# REQUIRED TASK:
Print all of the lines exactly. Any picture among them stays out.

Figure record extracts
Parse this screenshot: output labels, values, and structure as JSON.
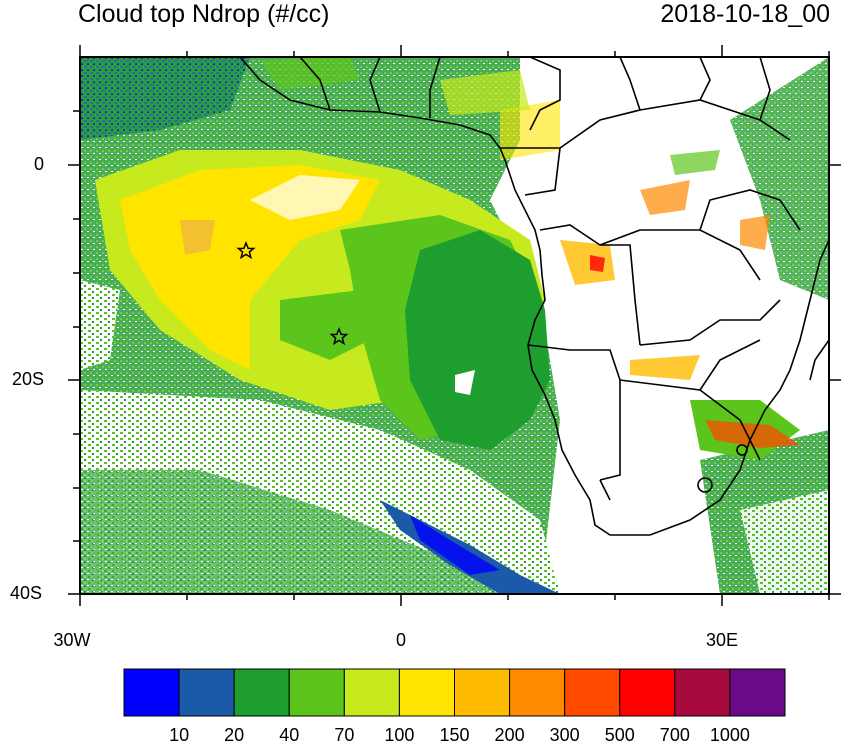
{
  "map": {
    "title": "Cloud top Ndrop (#/cc)",
    "datetime": "2018-10-18_00",
    "lat_labels": [
      "0",
      "20S",
      "40S"
    ],
    "lon_labels": [
      "30W",
      "0",
      "30E"
    ],
    "markers": [
      {
        "name": "star",
        "lon": -14.5,
        "lat": -8
      },
      {
        "name": "star",
        "lon": -5.5,
        "lat": -16
      }
    ]
  },
  "colorbar": {
    "labels": [
      "10",
      "20",
      "40",
      "70",
      "100",
      "150",
      "200",
      "300",
      "500",
      "700",
      "1000"
    ],
    "colors": [
      "#0000ff",
      "#1a5aa8",
      "#1e9e2e",
      "#5cc51c",
      "#c6ea1e",
      "#ffe400",
      "#ffbb00",
      "#ff8a00",
      "#ff4a00",
      "#ff0000",
      "#a80a40",
      "#6a0a8a"
    ]
  }
}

# ANSWER BELOW:
Parse this screenshot: output labels, values, and structure as JSON.
{
  "map": {
    "title": "Cloud top Ndrop (#/cc)",
    "datetime": "2018-10-18_00",
    "lat_labels": [
      "0",
      "20S",
      "40S"
    ],
    "lon_labels": [
      "30W",
      "0",
      "30E"
    ],
    "markers": [
      {
        "name": "star",
        "lon": -14.5,
        "lat": -8
      },
      {
        "name": "star",
        "lon": -5.5,
        "lat": -16
      }
    ]
  },
  "colorbar": {
    "labels": [
      "10",
      "20",
      "40",
      "70",
      "100",
      "150",
      "200",
      "300",
      "500",
      "700",
      "1000"
    ],
    "colors": [
      "#0000ff",
      "#1a5aa8",
      "#1e9e2e",
      "#5cc51c",
      "#c6ea1e",
      "#ffe400",
      "#ffbb00",
      "#ff8a00",
      "#ff4a00",
      "#ff0000",
      "#a80a40",
      "#6a0a8a"
    ]
  }
}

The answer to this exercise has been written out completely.